Records for this task:

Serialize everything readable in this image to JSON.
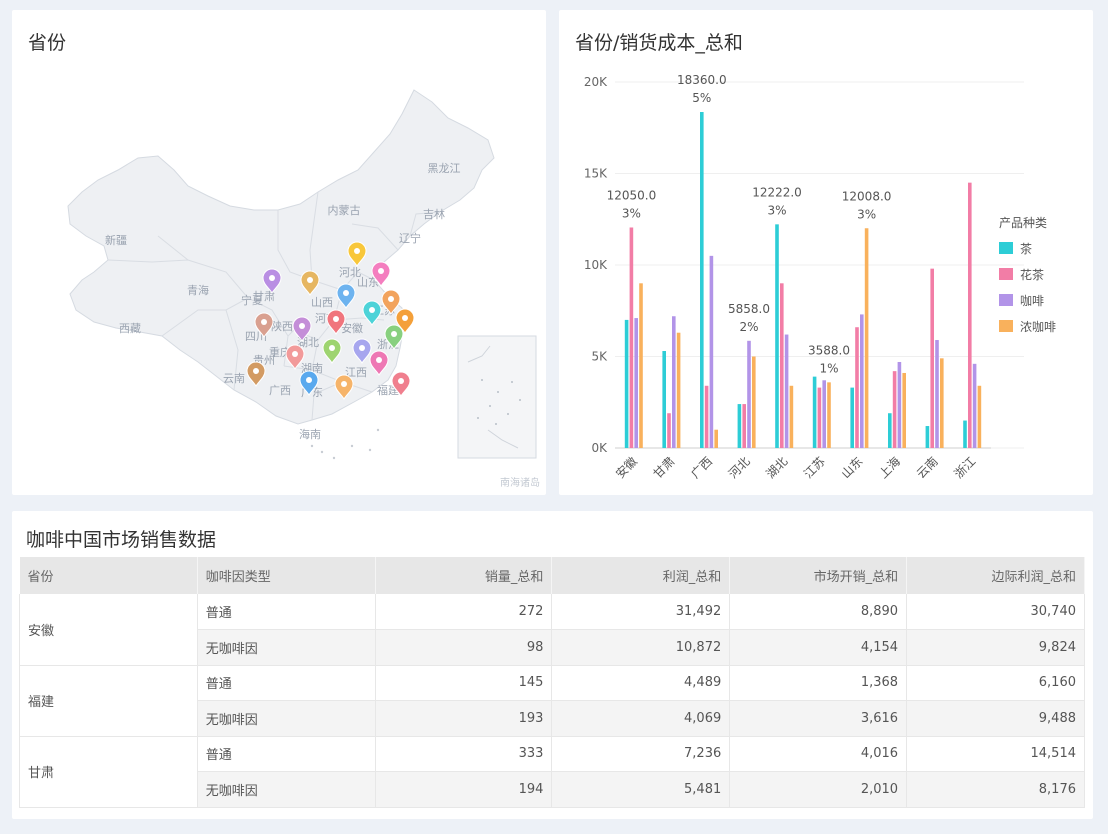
{
  "map_panel": {
    "title": "省份",
    "labels": [
      "黑龙江",
      "内蒙古",
      "吉林",
      "辽宁",
      "新疆",
      "西藏",
      "青海",
      "甘肃",
      "四川",
      "云南",
      "广东",
      "海南",
      "河北",
      "山西",
      "陕西",
      "重庆",
      "湖南",
      "江西",
      "福建",
      "浙江",
      "江苏",
      "湖北",
      "河南",
      "山东",
      "安徽",
      "广西",
      "贵州",
      "宁夏"
    ],
    "copyright": "南海诸岛"
  },
  "chart_panel": {
    "title": "省份/销货成本_总和",
    "chart_data": {
      "type": "bar",
      "categories": [
        "安徽",
        "甘肃",
        "广西",
        "河北",
        "湖北",
        "江苏",
        "山东",
        "上海",
        "云南",
        "浙江"
      ],
      "ylim": [
        0,
        20000
      ],
      "yticks": [
        {
          "value": 0,
          "label": "0K"
        },
        {
          "value": 5000,
          "label": "5K"
        },
        {
          "value": 10000,
          "label": "10K"
        },
        {
          "value": 15000,
          "label": "15K"
        },
        {
          "value": 20000,
          "label": "20K"
        }
      ],
      "legend": {
        "title": "产品种类",
        "position": "right"
      },
      "series": [
        {
          "name": "茶",
          "color": "#2dcdd6",
          "values": [
            7000,
            5300,
            18360,
            2400,
            12222,
            3900,
            3300,
            1900,
            1200,
            1500
          ]
        },
        {
          "name": "花茶",
          "color": "#f27da6",
          "values": [
            12050,
            1900,
            3400,
            2400,
            9000,
            3300,
            6600,
            4200,
            9800,
            14500
          ]
        },
        {
          "name": "咖啡",
          "color": "#b294e8",
          "values": [
            7100,
            7200,
            10500,
            5858,
            6200,
            3700,
            7300,
            4700,
            5900,
            4600
          ]
        },
        {
          "name": "浓咖啡",
          "color": "#f9b15c",
          "values": [
            9000,
            6300,
            1000,
            5000,
            3400,
            3588,
            12008,
            4100,
            4900,
            3400
          ]
        }
      ],
      "annotations": [
        {
          "category": "安徽",
          "series": 1,
          "value": "12050.0",
          "pct": "3%"
        },
        {
          "category": "广西",
          "series": 0,
          "value": "18360.0",
          "pct": "5%"
        },
        {
          "category": "河北",
          "series": 2,
          "value": "5858.0",
          "pct": "2%"
        },
        {
          "category": "湖北",
          "series": 0,
          "value": "12222.0",
          "pct": "3%"
        },
        {
          "category": "江苏",
          "series": 3,
          "value": "3588.0",
          "pct": "1%"
        },
        {
          "category": "山东",
          "series": 3,
          "value": "12008.0",
          "pct": "3%"
        }
      ]
    }
  },
  "table_panel": {
    "title": "咖啡中国市场销售数据",
    "headers": [
      "省份",
      "咖啡因类型",
      "销量_总和",
      "利润_总和",
      "市场开销_总和",
      "边际利润_总和"
    ],
    "rows": [
      {
        "province": "安徽",
        "type": "普通",
        "sales": "272",
        "profit": "31,492",
        "marketing": "8,890",
        "margin": "30,740"
      },
      {
        "province": "",
        "type": "无咖啡因",
        "sales": "98",
        "profit": "10,872",
        "marketing": "4,154",
        "margin": "9,824"
      },
      {
        "province": "福建",
        "type": "普通",
        "sales": "145",
        "profit": "4,489",
        "marketing": "1,368",
        "margin": "6,160"
      },
      {
        "province": "",
        "type": "无咖啡因",
        "sales": "193",
        "profit": "4,069",
        "marketing": "3,616",
        "margin": "9,488"
      },
      {
        "province": "甘肃",
        "type": "普通",
        "sales": "333",
        "profit": "7,236",
        "marketing": "4,016",
        "margin": "14,514"
      },
      {
        "province": "",
        "type": "无咖啡因",
        "sales": "194",
        "profit": "5,481",
        "marketing": "2,010",
        "margin": "8,176"
      }
    ]
  }
}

What is needed: Every record gets retyped exactly; no picture goes into the copy.

The output:
Serialize everything readable in this image to JSON.
{
  "map_panel": {
    "title": "省份",
    "labels": [
      "黑龙江",
      "内蒙古",
      "吉林",
      "辽宁",
      "新疆",
      "西藏",
      "青海",
      "甘肃",
      "四川",
      "云南",
      "广东",
      "海南",
      "河北",
      "山西",
      "陕西",
      "重庆",
      "湖南",
      "江西",
      "福建",
      "浙江",
      "江苏",
      "湖北",
      "河南",
      "山东",
      "安徽",
      "广西",
      "贵州",
      "宁夏"
    ],
    "copyright": "南海诸岛"
  },
  "chart_panel": {
    "title": "省份/销货成本_总和",
    "chart_data": {
      "type": "bar",
      "categories": [
        "安徽",
        "甘肃",
        "广西",
        "河北",
        "湖北",
        "江苏",
        "山东",
        "上海",
        "云南",
        "浙江"
      ],
      "ylim": [
        0,
        20000
      ],
      "yticks": [
        {
          "value": 0,
          "label": "0K"
        },
        {
          "value": 5000,
          "label": "5K"
        },
        {
          "value": 10000,
          "label": "10K"
        },
        {
          "value": 15000,
          "label": "15K"
        },
        {
          "value": 20000,
          "label": "20K"
        }
      ],
      "legend": {
        "title": "产品种类",
        "position": "right"
      },
      "series": [
        {
          "name": "茶",
          "color": "#2dcdd6",
          "values": [
            7000,
            5300,
            18360,
            2400,
            12222,
            3900,
            3300,
            1900,
            1200,
            1500
          ]
        },
        {
          "name": "花茶",
          "color": "#f27da6",
          "values": [
            12050,
            1900,
            3400,
            2400,
            9000,
            3300,
            6600,
            4200,
            9800,
            14500
          ]
        },
        {
          "name": "咖啡",
          "color": "#b294e8",
          "values": [
            7100,
            7200,
            10500,
            5858,
            6200,
            3700,
            7300,
            4700,
            5900,
            4600
          ]
        },
        {
          "name": "浓咖啡",
          "color": "#f9b15c",
          "values": [
            9000,
            6300,
            1000,
            5000,
            3400,
            3588,
            12008,
            4100,
            4900,
            3400
          ]
        }
      ],
      "annotations": [
        {
          "category": "安徽",
          "series": 1,
          "value": "12050.0",
          "pct": "3%"
        },
        {
          "category": "广西",
          "series": 0,
          "value": "18360.0",
          "pct": "5%"
        },
        {
          "category": "河北",
          "series": 2,
          "value": "5858.0",
          "pct": "2%"
        },
        {
          "category": "湖北",
          "series": 0,
          "value": "12222.0",
          "pct": "3%"
        },
        {
          "category": "江苏",
          "series": 3,
          "value": "3588.0",
          "pct": "1%"
        },
        {
          "category": "山东",
          "series": 3,
          "value": "12008.0",
          "pct": "3%"
        }
      ]
    }
  },
  "table_panel": {
    "title": "咖啡中国市场销售数据",
    "headers": [
      "省份",
      "咖啡因类型",
      "销量_总和",
      "利润_总和",
      "市场开销_总和",
      "边际利润_总和"
    ],
    "rows": [
      {
        "province": "安徽",
        "type": "普通",
        "sales": "272",
        "profit": "31,492",
        "marketing": "8,890",
        "margin": "30,740"
      },
      {
        "province": "",
        "type": "无咖啡因",
        "sales": "98",
        "profit": "10,872",
        "marketing": "4,154",
        "margin": "9,824"
      },
      {
        "province": "福建",
        "type": "普通",
        "sales": "145",
        "profit": "4,489",
        "marketing": "1,368",
        "margin": "6,160"
      },
      {
        "province": "",
        "type": "无咖啡因",
        "sales": "193",
        "profit": "4,069",
        "marketing": "3,616",
        "margin": "9,488"
      },
      {
        "province": "甘肃",
        "type": "普通",
        "sales": "333",
        "profit": "7,236",
        "marketing": "4,016",
        "margin": "14,514"
      },
      {
        "province": "",
        "type": "无咖啡因",
        "sales": "194",
        "profit": "5,481",
        "marketing": "2,010",
        "margin": "8,176"
      }
    ]
  }
}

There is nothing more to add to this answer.